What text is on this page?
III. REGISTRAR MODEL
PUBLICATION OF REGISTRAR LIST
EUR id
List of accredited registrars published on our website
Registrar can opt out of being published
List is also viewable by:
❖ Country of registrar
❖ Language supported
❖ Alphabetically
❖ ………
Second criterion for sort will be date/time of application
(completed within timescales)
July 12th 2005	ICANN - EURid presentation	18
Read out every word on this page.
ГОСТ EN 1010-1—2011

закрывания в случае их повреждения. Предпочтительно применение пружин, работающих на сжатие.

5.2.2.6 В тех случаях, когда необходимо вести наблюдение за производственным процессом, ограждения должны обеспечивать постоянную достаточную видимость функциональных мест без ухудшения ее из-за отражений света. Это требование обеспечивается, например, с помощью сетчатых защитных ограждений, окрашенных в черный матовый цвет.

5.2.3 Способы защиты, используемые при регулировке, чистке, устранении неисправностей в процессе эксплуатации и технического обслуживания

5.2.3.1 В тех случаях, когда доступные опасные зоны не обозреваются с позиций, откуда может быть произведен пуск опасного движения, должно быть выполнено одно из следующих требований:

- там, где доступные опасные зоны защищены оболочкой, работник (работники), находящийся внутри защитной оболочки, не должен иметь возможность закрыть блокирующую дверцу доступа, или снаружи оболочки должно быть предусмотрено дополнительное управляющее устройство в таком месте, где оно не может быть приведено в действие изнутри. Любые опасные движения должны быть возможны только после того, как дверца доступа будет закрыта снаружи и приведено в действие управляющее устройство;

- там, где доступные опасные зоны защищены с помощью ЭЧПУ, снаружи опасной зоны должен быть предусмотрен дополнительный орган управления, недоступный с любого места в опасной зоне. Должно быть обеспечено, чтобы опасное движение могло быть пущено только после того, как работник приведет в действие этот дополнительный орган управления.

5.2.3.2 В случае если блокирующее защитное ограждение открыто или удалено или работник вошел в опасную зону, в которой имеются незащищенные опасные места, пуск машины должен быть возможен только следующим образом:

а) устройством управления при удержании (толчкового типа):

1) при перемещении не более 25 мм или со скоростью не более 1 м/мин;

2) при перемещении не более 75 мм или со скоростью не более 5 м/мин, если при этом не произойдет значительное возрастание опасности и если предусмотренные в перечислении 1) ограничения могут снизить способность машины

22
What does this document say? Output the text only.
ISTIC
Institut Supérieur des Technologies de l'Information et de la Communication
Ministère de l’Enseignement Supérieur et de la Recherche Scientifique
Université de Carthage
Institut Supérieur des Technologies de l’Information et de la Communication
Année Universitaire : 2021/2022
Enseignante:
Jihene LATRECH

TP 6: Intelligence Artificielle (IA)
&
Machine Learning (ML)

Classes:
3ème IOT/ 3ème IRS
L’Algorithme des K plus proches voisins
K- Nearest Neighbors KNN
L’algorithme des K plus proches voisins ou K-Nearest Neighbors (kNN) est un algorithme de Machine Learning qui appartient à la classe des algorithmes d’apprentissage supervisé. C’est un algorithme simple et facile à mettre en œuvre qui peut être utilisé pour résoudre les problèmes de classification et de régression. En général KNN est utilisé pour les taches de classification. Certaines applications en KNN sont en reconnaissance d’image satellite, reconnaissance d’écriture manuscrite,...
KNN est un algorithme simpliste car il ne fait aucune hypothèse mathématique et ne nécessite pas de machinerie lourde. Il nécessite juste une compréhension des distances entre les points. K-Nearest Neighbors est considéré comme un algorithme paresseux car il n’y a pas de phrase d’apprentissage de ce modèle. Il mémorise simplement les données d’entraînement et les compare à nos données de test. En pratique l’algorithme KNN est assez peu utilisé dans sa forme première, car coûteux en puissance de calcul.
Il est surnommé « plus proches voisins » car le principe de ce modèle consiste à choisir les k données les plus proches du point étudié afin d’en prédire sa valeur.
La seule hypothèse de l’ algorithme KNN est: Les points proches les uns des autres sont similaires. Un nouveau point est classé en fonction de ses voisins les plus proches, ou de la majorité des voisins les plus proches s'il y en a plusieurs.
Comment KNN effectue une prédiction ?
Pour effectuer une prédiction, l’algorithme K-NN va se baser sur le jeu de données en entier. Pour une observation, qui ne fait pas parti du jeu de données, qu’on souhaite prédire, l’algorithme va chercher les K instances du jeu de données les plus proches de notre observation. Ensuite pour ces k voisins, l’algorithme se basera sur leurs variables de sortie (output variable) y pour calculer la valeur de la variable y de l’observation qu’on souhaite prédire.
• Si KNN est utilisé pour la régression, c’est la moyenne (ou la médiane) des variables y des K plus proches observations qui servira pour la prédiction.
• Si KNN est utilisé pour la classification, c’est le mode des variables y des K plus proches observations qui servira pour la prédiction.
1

--- --- ---

Extract every line above exactly as it stands.

What text is on this page?
III. REGISTRAR MODEL
PUBLICATION OF REGISTRAR LIST
EUR id
List of accredited registrars published on our website
Registrar can opt out of being published
List is also viewable by:
❖ Country of registrar
❖ Language supported
❖ Alphabetically
❖ ………
Second criterion for sort will be date/time of application
(completed within timescales)
July 12th 2005	ICANN - EURid presentation	18
Read out every word on this page.
ГОСТ EN 1010-1—2011

закрывания в случае их повреждения. Предпочтительно применение пружин, работающих на сжатие.

5.2.2.6 В тех случаях, когда необходимо вести наблюдение за производственным процессом, ограждения должны обеспечивать постоянную достаточную видимость функциональных мест без ухудшения ее из-за отражений света. Это требование обеспечивается, например, с помощью сетчатых защитных ограждений, окрашенных в черный матовый цвет.

5.2.3 Способы защиты, используемые при регулировке, чистке, устранении неисправностей в процессе эксплуатации и технического обслуживания

5.2.3.1 В тех случаях, когда доступные опасные зоны не обозреваются с позиций, откуда может быть произведен пуск опасного движения, должно быть выполнено одно из следующих требований:

- там, где доступные опасные зоны защищены оболочкой, работник (работники), находящийся внутри защитной оболочки, не должен иметь возможность закрыть блокирующую дверцу доступа, или снаружи оболочки должно быть предусмотрено дополнительное управляющее устройство в таком месте, где оно не может быть приведено в действие изнутри. Любые опасные движения должны быть возможны только после того, как дверца доступа будет закрыта снаружи и приведено в действие управляющее устройство;

- там, где доступные опасные зоны защищены с помощью ЭЧПУ, снаружи опасной зоны должен быть предусмотрен дополнительный орган управления, недоступный с любого места в опасной зоне. Должно быть обеспечено, чтобы опасное движение могло быть пущено только после того, как работник приведет в действие этот дополнительный орган управления.

5.2.3.2 В случае если блокирующее защитное ограждение открыто или удалено или работник вошел в опасную зону, в которой имеются незащищенные опасные места, пуск машины должен быть возможен только следующим образом:

а) устройством управления при удержании (толчкового типа):

1) при перемещении не более 25 мм или со скоростью не более 1 м/мин;

2) при перемещении не более 75 мм или со скоростью не более 5 м/мин, если при этом не произойдет значительное возрастание опасности и если предусмотренные в перечислении 1) ограничения могут снизить способность машины

22
What does this document say? Output the text only.
ISTIC
Institut Supérieur des Technologies de l'Information et de la Communication
Ministère de l’Enseignement Supérieur et de la Recherche Scientifique
Université de Carthage
Institut Supérieur des Technologies de l’Information et de la Communication
Année Universitaire : 2021/2022
Enseignante:
Jihene LATRECH

TP 6: Intelligence Artificielle (IA)
&
Machine Learning (ML)

Classes:
3ème IOT/ 3ème IRS
L’Algorithme des K plus proches voisins
K- Nearest Neighbors KNN
L’algorithme des K plus proches voisins ou K-Nearest Neighbors (kNN) est un algorithme de Machine Learning qui appartient à la classe des algorithmes d’apprentissage supervisé. C’est un algorithme simple et facile à mettre en œuvre qui peut être utilisé pour résoudre les problèmes de classification et de régression. En général KNN est utilisé pour les taches de classification. Certaines applications en KNN sont en reconnaissance d’image satellite, reconnaissance d’écriture manuscrite,...
KNN est un algorithme simpliste car il ne fait aucune hypothèse mathématique et ne nécessite pas de machinerie lourde. Il nécessite juste une compréhension des distances entre les points. K-Nearest Neighbors est considéré comme un algorithme paresseux car il n’y a pas de phrase d’apprentissage de ce modèle. Il mémorise simplement les données d’entraînement et les compare à nos données de test. En pratique l’algorithme KNN est assez peu utilisé dans sa forme première, car coûteux en puissance de calcul.
Il est surnommé « plus proches voisins » car le principe de ce modèle consiste à choisir les k données les plus proches du point étudié afin d’en prédire sa valeur.
La seule hypothèse de l’ algorithme KNN est: Les points proches les uns des autres sont similaires. Un nouveau point est classé en fonction de ses voisins les plus proches, ou de la majorité des voisins les plus proches s'il y en a plusieurs.
Comment KNN effectue une prédiction ?
Pour effectuer une prédiction, l’algorithme K-NN va se baser sur le jeu de données en entier. Pour une observation, qui ne fait pas parti du jeu de données, qu’on souhaite prédire, l’algorithme va chercher les K instances du jeu de données les plus proches de notre observation. Ensuite pour ces k voisins, l’algorithme se basera sur leurs variables de sortie (output variable) y pour calculer la valeur de la variable y de l’observation qu’on souhaite prédire.
• Si KNN est utilisé pour la régression, c’est la moyenne (ou la médiane) des variables y des K plus proches observations qui servira pour la prédiction.
• Si KNN est utilisé pour la classification, c’est le mode des variables y des K plus proches observations qui servira pour la prédiction.
1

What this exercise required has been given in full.